→ **Yazı**:
* * * * * * * * *

๑۩۞۩๑ Kitap Dünyası - İlim Dünyası Kütüphanesi ๑۩۞۩๑ => Kütübü Sitte => Konuyu başlatan: Sümeyye üzerinde 01 Mayıs 2010, 15:06:09



Konu Başlığı: Talak Boşanma bahsi 3
Gönderen: Sümeyye üzerinde 01 Mayıs 2010, 15:06:09
* Tahyir:


Bu, kocanın hanımına: "nefsini ihtiyar et" veya "Sen muhayyersin" demek suretiyle gerçekleşen tefvizdir. Kadın bu durumda "İhtiyar ettim" veya "Kendimi ihtiyar ettim" veya "Talâkı ihtiyar ettim" gibi boşanmayı ihtiyar ettiğini ifade eden bir tabir kullansa boşanma hâsıl olur.

** Tahyirde sayı, tahyir suretiyle hâsıl olan boşama bâin mi, ric´î mi ve adedi nedir? Bu husus ihtilaflıdır.

Hz. Ali: "Kadın nefsini tercih ederse bâindir tekdir, kocasını tercih ederse ric´îdir, tekdir" demiştir.

Zeyd İbnu Sâbit: "Nefsini tercih ederse üçtür, kocasını tercih ederse bâin ve tekdir" demiştir. İmam Malik bununla amel etmiştir.

* * * * * * * * *

→ **Verilen Görev**:
Boşanma konulu yazının "Konu Başlığı: Talak" ile başlayıp "boşanma hâsıl olur." ile biten kısmını, "hanımına" yerine "eşine" koyarak tekrar yazın. Satırların bu yazıyla hiçbir ilgisi yoktur.

→ **Veri Bölümü**:

* * * * * * * * *

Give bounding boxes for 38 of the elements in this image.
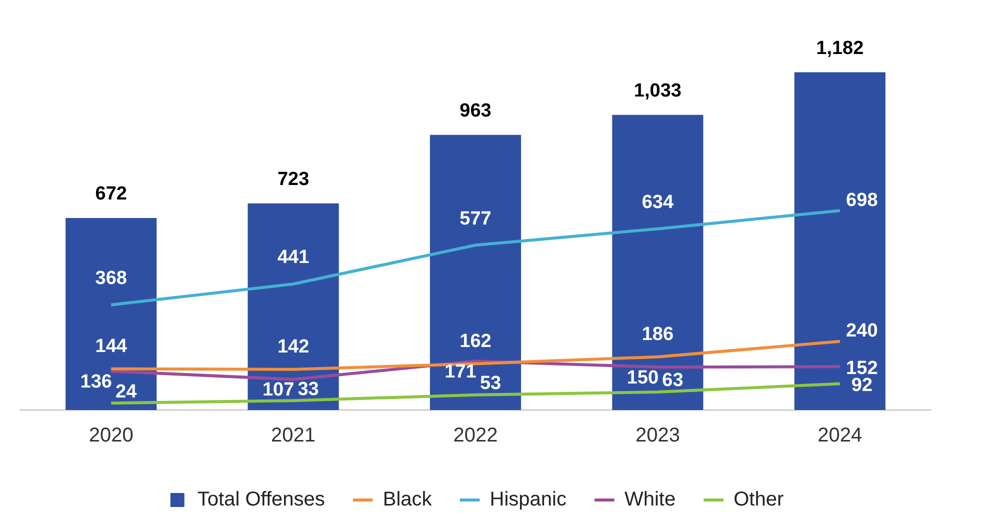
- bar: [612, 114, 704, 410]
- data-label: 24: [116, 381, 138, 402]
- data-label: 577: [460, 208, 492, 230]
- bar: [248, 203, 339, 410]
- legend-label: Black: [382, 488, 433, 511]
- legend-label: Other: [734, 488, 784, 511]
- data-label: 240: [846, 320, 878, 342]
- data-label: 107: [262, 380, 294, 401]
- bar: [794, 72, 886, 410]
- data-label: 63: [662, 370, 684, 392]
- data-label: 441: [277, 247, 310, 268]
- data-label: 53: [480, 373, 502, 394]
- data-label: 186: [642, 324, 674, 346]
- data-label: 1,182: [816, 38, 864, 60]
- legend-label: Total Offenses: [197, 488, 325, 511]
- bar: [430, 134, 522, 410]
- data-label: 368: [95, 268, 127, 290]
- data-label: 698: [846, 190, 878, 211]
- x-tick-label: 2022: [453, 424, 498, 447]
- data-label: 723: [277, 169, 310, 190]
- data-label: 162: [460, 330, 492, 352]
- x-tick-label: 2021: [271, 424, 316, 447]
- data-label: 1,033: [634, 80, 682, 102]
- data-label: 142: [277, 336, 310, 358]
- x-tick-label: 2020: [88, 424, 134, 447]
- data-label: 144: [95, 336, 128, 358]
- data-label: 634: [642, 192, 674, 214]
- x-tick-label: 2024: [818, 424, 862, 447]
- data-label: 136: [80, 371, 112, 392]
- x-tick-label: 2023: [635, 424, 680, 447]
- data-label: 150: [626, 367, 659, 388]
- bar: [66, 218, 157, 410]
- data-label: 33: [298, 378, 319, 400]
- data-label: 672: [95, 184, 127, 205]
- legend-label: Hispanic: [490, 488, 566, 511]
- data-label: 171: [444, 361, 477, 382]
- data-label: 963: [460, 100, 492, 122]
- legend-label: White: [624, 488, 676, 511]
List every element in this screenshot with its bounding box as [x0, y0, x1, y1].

* * * * * * * * *

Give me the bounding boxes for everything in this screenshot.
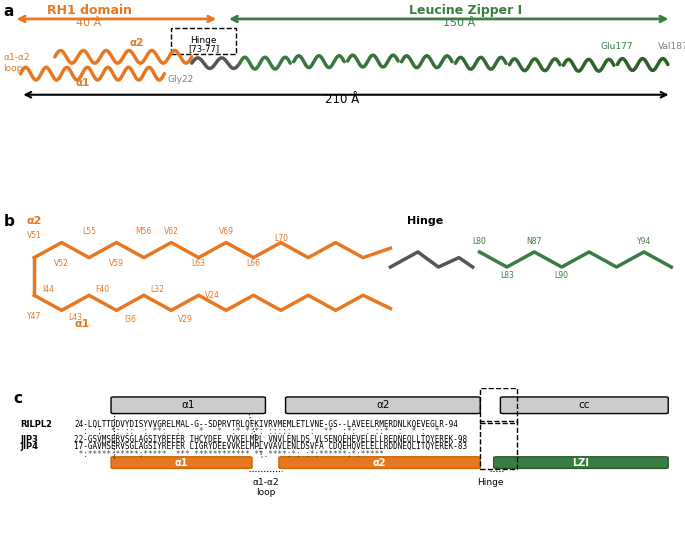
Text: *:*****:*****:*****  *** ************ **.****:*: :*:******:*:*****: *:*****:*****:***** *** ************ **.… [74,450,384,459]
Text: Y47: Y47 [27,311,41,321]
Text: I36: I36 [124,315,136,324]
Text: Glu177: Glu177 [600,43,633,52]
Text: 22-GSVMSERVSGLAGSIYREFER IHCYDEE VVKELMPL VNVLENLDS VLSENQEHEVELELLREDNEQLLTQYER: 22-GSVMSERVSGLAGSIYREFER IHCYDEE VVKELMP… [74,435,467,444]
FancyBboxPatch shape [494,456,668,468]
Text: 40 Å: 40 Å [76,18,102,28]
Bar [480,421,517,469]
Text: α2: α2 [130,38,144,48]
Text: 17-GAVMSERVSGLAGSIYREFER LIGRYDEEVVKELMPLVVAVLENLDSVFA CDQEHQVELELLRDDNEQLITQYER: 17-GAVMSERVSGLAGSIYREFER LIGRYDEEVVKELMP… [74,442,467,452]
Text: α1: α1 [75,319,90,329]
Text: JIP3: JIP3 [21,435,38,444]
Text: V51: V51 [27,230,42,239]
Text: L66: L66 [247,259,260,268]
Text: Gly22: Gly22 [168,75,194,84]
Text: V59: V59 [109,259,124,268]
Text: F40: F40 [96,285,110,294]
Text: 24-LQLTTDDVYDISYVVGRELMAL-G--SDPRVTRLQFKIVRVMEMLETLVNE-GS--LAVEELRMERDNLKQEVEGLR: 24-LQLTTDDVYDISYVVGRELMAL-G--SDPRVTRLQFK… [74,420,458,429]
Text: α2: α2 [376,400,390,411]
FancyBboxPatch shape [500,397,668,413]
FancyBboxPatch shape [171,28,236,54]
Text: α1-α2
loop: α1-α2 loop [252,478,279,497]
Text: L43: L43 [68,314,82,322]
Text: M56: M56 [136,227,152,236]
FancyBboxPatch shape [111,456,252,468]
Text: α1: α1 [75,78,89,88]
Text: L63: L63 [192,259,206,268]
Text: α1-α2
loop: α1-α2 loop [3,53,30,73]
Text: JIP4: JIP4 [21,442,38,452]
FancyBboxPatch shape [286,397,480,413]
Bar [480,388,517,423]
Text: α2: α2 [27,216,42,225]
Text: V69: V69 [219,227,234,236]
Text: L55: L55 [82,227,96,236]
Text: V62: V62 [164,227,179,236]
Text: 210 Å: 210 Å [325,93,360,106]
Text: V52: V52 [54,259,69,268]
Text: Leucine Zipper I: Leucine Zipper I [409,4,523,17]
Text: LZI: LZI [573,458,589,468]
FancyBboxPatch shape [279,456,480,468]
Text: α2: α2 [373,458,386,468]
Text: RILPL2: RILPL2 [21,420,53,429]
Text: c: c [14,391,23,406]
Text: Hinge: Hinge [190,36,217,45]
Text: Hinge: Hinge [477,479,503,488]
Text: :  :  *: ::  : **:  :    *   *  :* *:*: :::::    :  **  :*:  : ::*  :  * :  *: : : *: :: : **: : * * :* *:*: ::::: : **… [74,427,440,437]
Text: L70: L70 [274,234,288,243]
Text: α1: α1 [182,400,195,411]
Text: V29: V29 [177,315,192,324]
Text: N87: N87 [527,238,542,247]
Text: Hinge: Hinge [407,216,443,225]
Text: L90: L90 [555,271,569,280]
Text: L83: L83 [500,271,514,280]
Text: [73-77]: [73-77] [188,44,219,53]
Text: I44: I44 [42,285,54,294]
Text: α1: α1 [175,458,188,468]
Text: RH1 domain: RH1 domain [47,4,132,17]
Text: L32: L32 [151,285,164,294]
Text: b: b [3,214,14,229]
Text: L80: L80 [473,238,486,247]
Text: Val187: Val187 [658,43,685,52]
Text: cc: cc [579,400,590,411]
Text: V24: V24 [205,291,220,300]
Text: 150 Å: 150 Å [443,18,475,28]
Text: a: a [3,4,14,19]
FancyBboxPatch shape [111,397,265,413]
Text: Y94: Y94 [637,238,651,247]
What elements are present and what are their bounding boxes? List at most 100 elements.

* * * * * * * * *

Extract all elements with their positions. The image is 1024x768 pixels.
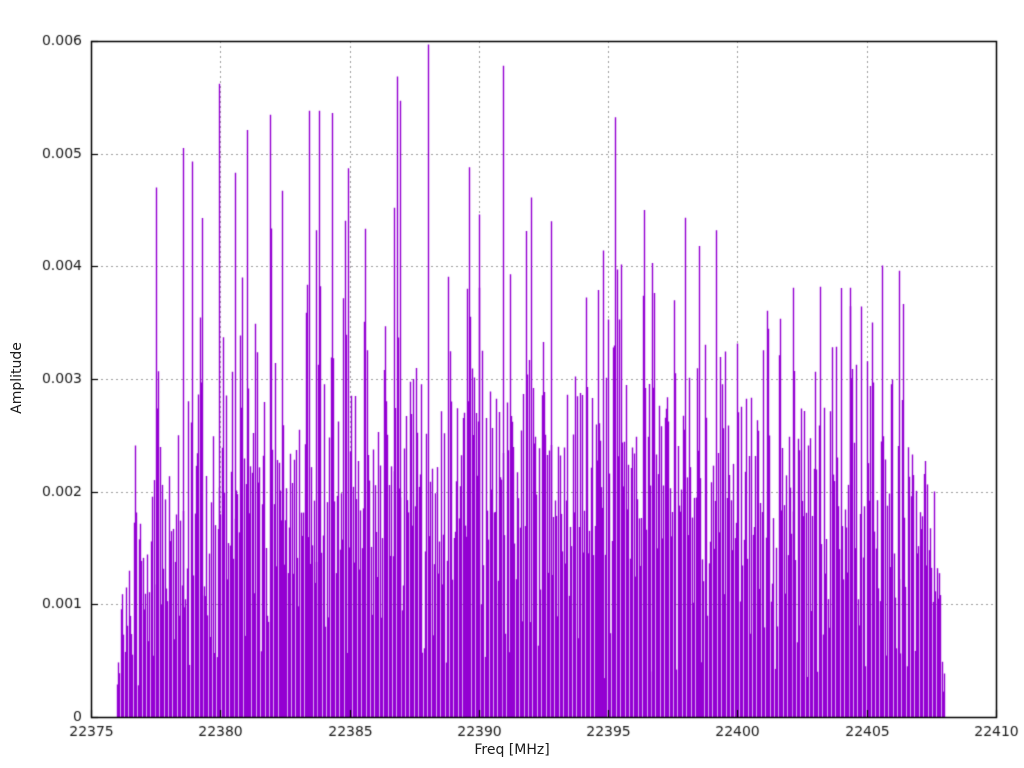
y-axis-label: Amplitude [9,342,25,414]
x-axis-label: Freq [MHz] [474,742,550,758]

* * * * * * * * *

→ **Yazılı Cevap**:
Konu Başlığı: Talak Boşanma bahsi 3
Gönderen: Sümeyye üzerinde 01 Mayıs 2010, 15:06:09
* Tahyir:


Bu, kocanın eşine: "nefsini ihtiyar et" veya "Sen muhayyersin" demek suretiyle gerçekleşen tefvizdir. Kadın bu durumda "İhtiyar ettim" veya "Kendimi ihtiyar ettim" veya "Talâkı ihtiyar ettim" gibi boşanmayı ihtiyar ettiğini ifade eden bir tabir kullansa boşanma hâsıl olur.